** start of Records for this exercise **

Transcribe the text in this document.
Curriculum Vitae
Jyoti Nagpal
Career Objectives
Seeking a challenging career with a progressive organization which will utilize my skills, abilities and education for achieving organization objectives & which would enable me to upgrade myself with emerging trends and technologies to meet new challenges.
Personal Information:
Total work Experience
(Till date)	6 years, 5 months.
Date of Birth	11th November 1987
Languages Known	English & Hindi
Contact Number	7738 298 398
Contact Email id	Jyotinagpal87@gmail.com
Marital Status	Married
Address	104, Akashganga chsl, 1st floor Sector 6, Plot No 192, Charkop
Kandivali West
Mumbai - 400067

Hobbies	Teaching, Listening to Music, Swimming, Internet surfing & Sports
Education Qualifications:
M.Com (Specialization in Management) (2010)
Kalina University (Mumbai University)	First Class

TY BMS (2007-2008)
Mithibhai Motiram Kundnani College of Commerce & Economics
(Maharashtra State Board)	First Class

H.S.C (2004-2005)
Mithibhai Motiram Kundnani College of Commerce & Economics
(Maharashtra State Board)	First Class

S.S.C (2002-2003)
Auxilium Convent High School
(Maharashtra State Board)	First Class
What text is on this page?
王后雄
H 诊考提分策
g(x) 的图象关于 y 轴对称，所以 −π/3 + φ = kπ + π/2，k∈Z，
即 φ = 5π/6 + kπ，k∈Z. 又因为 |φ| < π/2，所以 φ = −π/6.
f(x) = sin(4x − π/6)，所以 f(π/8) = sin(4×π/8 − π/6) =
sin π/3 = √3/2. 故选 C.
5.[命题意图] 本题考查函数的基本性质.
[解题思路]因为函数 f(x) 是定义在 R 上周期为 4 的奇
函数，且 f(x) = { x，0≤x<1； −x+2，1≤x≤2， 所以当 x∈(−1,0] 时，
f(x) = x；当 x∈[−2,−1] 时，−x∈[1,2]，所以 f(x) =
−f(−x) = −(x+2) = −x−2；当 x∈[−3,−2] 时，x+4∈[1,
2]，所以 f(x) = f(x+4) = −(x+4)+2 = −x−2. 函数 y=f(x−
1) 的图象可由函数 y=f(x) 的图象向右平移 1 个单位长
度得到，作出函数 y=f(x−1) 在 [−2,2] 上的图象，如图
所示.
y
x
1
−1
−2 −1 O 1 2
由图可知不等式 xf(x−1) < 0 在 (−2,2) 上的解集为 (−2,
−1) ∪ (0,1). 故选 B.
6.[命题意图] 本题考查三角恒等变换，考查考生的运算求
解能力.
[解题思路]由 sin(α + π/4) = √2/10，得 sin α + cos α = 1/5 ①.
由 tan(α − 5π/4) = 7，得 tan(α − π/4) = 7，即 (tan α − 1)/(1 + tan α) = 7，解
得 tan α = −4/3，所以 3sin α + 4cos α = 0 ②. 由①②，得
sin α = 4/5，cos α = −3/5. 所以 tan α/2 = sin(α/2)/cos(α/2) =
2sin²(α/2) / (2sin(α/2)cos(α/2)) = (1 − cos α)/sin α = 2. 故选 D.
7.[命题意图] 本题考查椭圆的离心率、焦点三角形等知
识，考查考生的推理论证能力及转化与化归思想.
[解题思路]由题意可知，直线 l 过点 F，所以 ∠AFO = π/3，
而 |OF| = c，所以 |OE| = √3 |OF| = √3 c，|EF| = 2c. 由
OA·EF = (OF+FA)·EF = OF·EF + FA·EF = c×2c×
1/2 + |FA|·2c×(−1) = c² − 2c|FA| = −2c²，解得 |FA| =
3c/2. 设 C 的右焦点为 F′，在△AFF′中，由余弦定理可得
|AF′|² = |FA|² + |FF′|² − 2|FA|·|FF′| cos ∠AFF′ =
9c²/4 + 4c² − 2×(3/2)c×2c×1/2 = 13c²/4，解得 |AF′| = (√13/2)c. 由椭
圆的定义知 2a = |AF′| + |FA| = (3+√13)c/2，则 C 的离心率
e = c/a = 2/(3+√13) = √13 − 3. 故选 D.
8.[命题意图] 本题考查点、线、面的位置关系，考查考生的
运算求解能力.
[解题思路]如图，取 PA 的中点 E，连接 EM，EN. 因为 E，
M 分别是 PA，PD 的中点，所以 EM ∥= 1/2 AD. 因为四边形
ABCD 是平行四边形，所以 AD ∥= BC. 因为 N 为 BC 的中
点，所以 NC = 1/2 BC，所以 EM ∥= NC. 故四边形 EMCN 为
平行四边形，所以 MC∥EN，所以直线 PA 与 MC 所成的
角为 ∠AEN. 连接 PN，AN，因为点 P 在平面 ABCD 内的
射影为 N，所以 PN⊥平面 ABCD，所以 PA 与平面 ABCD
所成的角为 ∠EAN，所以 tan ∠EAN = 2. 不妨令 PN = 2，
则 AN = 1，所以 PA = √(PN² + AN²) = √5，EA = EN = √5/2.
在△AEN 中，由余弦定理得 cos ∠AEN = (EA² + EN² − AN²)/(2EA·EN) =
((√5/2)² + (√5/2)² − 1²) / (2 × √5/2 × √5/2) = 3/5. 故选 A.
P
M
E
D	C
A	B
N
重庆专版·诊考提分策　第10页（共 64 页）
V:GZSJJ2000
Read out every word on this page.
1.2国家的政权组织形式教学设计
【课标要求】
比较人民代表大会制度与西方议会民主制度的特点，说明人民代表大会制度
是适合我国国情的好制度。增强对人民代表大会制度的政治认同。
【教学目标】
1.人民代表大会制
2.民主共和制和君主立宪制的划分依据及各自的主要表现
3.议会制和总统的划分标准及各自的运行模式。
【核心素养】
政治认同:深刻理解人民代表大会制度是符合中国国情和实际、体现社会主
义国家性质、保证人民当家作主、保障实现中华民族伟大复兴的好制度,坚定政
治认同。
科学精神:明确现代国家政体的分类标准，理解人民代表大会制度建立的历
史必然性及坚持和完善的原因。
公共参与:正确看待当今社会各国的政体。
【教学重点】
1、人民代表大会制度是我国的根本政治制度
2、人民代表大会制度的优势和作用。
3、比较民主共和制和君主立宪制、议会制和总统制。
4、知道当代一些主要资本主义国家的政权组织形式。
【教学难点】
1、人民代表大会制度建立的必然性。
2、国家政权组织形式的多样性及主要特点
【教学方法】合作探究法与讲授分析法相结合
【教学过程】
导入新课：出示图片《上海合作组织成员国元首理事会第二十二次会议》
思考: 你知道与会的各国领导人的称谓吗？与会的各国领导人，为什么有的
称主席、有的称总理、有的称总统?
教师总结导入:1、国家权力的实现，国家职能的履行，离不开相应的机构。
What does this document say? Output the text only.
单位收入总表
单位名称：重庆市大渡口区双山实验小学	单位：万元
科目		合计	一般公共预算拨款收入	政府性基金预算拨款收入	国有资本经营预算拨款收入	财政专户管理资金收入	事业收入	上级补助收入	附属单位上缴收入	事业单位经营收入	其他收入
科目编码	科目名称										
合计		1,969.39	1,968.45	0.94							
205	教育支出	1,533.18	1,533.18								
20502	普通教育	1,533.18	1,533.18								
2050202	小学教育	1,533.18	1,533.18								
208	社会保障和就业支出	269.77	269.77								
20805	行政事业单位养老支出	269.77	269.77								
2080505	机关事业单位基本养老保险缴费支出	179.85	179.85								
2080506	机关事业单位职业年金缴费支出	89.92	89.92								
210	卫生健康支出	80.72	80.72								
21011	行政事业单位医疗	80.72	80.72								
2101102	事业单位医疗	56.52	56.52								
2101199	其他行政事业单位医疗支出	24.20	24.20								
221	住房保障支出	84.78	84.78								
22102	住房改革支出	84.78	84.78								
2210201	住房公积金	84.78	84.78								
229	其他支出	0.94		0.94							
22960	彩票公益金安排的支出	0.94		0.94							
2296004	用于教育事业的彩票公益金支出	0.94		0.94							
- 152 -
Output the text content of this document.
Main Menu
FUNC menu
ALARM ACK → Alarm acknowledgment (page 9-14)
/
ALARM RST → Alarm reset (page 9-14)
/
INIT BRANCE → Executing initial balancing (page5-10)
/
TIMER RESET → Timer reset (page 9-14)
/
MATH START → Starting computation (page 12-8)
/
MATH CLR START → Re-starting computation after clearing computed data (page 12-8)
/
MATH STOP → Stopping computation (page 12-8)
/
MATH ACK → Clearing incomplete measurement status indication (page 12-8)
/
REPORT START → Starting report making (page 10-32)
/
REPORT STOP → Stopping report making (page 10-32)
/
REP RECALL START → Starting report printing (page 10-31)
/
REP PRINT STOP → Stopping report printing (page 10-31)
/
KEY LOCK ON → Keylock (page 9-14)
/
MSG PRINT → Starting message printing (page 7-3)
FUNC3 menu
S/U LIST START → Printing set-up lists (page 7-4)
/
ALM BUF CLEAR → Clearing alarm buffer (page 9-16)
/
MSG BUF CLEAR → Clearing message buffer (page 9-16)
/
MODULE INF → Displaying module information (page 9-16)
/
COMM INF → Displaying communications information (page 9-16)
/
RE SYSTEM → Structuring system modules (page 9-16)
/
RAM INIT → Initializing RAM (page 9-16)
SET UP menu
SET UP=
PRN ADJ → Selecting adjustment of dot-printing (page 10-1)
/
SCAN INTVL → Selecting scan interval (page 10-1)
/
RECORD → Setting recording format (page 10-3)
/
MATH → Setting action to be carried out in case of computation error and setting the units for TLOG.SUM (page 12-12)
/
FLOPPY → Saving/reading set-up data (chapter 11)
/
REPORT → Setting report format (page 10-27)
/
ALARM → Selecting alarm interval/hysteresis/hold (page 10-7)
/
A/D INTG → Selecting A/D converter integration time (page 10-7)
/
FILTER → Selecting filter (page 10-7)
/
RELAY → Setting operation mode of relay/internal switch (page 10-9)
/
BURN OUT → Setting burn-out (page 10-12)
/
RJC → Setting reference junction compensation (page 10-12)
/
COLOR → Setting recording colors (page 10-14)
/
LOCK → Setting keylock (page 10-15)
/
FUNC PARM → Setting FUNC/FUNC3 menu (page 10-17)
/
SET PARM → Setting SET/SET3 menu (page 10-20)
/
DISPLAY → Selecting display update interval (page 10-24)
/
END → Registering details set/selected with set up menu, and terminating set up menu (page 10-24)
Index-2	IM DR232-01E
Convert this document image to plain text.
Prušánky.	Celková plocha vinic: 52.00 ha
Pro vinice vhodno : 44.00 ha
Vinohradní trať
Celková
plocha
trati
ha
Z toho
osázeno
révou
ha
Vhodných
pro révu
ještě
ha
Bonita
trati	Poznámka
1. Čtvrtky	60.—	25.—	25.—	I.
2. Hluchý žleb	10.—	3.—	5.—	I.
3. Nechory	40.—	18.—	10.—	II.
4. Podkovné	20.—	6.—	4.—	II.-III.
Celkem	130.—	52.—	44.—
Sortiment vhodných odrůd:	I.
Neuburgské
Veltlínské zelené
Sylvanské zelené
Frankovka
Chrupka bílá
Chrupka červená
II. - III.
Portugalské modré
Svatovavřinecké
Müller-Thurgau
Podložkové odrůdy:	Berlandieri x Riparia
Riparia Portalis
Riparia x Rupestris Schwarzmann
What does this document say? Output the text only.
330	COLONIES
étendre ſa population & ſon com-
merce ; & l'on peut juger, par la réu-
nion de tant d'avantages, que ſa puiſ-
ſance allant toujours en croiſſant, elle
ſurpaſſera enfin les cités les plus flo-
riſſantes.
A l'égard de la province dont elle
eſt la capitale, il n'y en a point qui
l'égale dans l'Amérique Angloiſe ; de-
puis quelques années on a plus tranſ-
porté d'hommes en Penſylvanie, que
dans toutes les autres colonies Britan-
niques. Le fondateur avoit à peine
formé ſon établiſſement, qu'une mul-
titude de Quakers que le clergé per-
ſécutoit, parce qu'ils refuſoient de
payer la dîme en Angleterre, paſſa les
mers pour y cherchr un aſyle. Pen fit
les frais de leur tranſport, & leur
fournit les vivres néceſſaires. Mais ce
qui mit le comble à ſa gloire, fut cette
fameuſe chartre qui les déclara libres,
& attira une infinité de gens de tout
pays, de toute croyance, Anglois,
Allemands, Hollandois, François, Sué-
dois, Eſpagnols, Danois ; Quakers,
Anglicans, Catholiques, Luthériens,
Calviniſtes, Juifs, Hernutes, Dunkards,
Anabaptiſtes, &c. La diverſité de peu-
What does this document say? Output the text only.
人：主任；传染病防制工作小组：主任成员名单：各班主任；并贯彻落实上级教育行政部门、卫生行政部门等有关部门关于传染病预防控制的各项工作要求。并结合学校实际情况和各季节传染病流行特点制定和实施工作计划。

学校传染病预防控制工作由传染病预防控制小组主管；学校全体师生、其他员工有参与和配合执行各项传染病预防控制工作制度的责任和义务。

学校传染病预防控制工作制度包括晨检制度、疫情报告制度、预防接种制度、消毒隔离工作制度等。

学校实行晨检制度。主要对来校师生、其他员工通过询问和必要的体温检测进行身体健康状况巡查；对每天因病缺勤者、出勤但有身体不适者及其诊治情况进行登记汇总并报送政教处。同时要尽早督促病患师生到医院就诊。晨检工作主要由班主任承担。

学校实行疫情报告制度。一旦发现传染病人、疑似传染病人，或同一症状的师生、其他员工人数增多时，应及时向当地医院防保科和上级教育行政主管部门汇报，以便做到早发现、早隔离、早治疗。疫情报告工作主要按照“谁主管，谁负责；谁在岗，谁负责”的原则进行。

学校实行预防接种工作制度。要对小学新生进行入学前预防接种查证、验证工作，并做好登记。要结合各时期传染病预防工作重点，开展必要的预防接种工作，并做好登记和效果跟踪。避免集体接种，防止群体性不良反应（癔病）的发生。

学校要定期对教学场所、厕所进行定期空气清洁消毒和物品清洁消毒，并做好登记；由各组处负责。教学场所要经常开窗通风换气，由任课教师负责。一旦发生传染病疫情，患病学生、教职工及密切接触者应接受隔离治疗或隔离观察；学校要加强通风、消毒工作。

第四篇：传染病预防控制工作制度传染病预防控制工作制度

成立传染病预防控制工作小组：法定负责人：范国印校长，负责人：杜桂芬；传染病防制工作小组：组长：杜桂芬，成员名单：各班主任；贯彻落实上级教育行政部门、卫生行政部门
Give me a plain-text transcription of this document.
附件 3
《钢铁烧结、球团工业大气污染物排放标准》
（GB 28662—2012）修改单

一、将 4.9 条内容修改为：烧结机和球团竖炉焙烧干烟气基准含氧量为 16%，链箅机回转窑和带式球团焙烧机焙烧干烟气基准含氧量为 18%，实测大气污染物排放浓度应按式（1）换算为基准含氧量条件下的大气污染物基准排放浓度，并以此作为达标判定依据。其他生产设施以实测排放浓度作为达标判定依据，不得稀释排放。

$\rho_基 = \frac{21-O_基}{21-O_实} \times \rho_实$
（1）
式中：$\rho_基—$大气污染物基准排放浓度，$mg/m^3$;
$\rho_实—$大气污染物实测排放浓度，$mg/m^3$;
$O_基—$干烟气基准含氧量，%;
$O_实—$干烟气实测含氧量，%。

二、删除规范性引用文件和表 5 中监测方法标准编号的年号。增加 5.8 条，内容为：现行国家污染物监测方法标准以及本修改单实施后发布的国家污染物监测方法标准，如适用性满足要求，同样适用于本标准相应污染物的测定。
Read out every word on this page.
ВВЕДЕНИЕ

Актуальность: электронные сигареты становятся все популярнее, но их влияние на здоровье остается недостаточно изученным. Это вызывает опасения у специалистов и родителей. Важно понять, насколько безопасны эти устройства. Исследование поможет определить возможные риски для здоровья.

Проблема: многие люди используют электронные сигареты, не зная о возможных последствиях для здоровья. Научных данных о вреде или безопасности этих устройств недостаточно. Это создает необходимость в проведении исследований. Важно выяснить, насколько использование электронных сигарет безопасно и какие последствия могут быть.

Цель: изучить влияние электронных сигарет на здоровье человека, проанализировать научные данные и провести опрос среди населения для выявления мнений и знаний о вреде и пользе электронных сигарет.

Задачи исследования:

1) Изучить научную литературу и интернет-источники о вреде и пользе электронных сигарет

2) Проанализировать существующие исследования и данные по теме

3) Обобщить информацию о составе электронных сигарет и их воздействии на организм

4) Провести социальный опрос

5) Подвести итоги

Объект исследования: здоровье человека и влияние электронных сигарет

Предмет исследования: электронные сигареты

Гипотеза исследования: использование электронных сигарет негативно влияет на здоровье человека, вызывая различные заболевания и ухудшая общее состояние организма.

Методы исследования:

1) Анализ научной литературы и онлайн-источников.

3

** end of Records for this exercise **

*What you are asked to do*. From the entries above, copy each line holding "сигареты".

*Written answer*.
Актуальность: электронные сигареты становятся все популярнее, но их влияние на здоровье остается недостаточно изученным. Это вызывает опасения у специалистов и родителей. Важно понять, насколько безопасны эти устройства. Исследование поможет определить возможные риски для здоровья.
Проблема: многие люди используют электронные сигареты, не зная о возможных последствиях для здоровья. Научных данных о вреде или безопасности этих устройств недостаточно. Это создает необходимость в проведении исследований. Важно выяснить, насколько использование электронных сигарет безопасно и какие последствия могут быть.
Предмет исследования: электронные сигареты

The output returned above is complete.